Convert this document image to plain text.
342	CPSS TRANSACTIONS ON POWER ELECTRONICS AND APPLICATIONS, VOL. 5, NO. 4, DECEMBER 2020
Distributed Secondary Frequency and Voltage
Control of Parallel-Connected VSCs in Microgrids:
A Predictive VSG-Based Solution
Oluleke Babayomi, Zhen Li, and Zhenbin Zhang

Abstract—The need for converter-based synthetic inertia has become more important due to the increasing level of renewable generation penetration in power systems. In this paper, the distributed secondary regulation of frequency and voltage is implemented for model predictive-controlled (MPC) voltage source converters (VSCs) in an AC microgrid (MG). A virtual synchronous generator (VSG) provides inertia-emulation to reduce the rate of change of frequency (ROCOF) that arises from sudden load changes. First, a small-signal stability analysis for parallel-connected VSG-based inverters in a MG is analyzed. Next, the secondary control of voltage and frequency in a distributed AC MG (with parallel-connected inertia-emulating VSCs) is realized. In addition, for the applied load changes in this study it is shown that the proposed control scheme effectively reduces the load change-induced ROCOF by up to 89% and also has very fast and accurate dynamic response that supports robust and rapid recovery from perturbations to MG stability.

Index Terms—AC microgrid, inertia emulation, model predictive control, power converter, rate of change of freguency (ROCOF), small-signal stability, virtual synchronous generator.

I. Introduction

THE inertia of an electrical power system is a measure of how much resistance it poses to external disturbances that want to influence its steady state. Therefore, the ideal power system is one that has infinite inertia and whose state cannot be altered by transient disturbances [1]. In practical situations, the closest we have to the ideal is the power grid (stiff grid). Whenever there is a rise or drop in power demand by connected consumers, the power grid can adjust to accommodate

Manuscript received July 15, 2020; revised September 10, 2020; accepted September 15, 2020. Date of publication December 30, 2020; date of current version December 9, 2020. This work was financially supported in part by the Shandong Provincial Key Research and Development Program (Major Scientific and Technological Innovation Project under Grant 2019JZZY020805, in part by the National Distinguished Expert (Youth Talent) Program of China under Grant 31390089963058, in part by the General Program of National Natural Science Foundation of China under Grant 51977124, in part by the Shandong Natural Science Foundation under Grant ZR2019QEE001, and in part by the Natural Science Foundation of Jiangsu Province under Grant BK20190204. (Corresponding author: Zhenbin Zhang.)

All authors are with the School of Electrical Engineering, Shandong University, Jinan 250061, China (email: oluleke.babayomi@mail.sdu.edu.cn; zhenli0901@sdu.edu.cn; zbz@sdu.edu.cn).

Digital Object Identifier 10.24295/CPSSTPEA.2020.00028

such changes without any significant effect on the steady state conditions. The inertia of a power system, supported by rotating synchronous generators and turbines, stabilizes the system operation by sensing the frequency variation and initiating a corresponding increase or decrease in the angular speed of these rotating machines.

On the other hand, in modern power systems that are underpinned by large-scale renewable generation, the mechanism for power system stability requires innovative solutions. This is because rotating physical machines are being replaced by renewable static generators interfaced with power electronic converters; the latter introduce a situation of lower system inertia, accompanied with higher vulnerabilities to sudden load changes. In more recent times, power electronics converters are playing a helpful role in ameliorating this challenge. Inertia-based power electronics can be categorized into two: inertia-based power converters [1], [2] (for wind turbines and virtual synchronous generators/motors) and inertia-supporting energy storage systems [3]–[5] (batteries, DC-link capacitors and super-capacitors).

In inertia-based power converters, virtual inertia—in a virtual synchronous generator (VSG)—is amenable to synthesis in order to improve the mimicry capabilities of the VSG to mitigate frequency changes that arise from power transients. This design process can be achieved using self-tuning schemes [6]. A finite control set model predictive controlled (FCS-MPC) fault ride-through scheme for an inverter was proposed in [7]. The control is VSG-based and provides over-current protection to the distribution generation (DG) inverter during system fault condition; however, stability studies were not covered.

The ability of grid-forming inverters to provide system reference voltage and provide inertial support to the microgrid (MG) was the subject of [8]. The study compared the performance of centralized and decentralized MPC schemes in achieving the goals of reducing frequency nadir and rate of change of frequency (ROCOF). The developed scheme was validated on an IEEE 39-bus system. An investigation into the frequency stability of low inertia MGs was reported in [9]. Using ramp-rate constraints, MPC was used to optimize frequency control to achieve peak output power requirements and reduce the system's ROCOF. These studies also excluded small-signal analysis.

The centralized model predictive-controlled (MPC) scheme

------------------------

Exercise requirements
Find the lines containing "Zhenbin" and pull them out.

Reply to the task
Oluleke Babayomi, Zhen Li, and Zhenbin Zhang
Manuscript received July 15, 2020; revised September 10, 2020; accepted September 15, 2020. Date of publication December 30, 2020; date of current version December 9, 2020. This work was financially supported in part by the Shandong Provincial Key Research and Development Program (Major Scientific and Technological Innovation Project under Grant 2019JZZY020805, in part by the National Distinguished Expert (Youth Talent) Program of China under Grant 31390089963058, in part by the General Program of National Natural Science Foundation of China under Grant 51977124, in part by the Shandong Natural Science Foundation under Grant ZR2019QEE001, and in part by the Natural Science Foundation of Jiangsu Province under Grant BK20190204. (Corresponding author: Zhenbin Zhang.)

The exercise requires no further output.